* START RECORDS PROVIDED *

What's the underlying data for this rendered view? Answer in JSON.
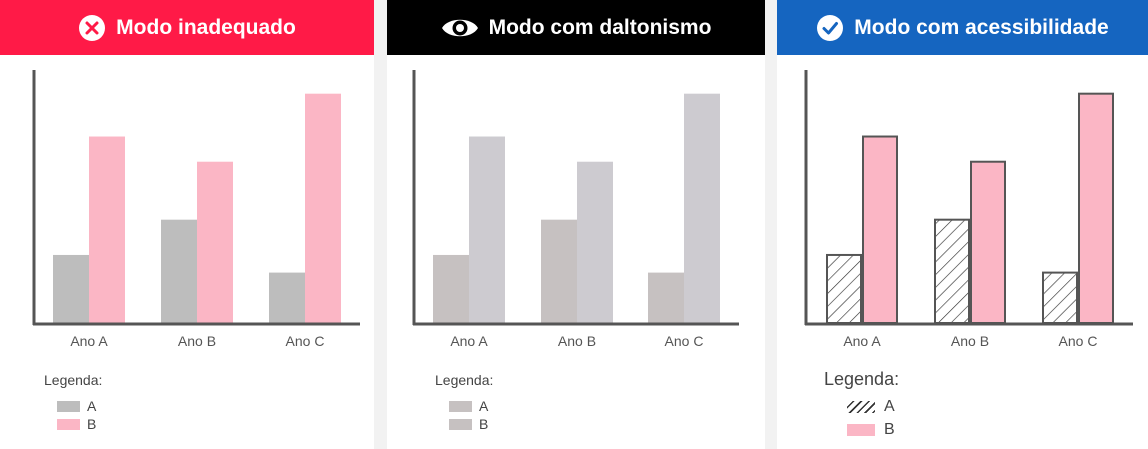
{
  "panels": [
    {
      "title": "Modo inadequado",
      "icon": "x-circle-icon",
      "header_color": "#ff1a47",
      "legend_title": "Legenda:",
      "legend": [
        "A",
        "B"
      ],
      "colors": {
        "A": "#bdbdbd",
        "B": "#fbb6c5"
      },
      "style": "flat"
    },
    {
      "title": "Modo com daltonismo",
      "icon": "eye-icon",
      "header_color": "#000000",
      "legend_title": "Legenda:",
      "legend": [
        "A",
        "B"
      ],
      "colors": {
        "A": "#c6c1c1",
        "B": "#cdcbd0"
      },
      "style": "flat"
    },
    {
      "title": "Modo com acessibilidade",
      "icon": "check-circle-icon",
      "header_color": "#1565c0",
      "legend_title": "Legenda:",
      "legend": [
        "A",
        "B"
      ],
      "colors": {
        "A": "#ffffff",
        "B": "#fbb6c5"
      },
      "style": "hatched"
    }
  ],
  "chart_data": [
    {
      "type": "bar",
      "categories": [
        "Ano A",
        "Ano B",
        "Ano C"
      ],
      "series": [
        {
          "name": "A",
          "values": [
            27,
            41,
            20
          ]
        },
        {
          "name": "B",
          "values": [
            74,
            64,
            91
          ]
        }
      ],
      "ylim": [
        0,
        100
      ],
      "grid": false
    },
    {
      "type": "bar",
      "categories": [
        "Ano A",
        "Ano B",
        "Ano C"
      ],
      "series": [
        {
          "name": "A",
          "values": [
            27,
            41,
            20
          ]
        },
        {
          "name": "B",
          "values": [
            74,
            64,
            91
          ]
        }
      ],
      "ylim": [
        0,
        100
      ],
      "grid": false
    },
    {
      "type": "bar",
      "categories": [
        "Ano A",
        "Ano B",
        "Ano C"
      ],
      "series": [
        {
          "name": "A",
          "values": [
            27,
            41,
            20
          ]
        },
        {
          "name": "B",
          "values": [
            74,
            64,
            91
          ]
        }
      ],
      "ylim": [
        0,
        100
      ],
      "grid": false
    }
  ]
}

* END RECORDS PROVIDED *
* START RECORDS PROVIDED *

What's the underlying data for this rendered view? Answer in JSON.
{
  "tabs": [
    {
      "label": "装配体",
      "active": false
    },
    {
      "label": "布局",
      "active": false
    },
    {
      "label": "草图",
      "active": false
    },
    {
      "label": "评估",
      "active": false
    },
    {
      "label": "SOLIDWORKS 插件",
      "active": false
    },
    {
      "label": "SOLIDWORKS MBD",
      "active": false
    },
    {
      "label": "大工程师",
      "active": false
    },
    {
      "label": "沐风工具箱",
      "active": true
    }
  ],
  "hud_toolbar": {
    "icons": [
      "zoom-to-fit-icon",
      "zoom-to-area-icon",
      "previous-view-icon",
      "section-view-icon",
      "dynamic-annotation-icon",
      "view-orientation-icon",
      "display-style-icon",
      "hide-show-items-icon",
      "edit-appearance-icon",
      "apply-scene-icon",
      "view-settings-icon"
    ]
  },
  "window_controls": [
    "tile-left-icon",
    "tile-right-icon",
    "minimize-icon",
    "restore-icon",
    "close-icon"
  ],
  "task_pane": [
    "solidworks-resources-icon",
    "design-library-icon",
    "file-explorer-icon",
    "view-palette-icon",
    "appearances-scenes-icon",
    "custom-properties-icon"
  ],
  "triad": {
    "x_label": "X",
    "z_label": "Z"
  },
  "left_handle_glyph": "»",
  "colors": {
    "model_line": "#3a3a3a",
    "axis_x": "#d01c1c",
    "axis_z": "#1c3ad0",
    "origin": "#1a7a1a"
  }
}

* END RECORDS PROVIDED *

EXERCISE TASK: Where a line above contains the string "style", copy that line.

EXERCISE OUTPUT:
      "style": "flat"
      "style": "flat"
      "style": "hatched"
      "display-style-icon",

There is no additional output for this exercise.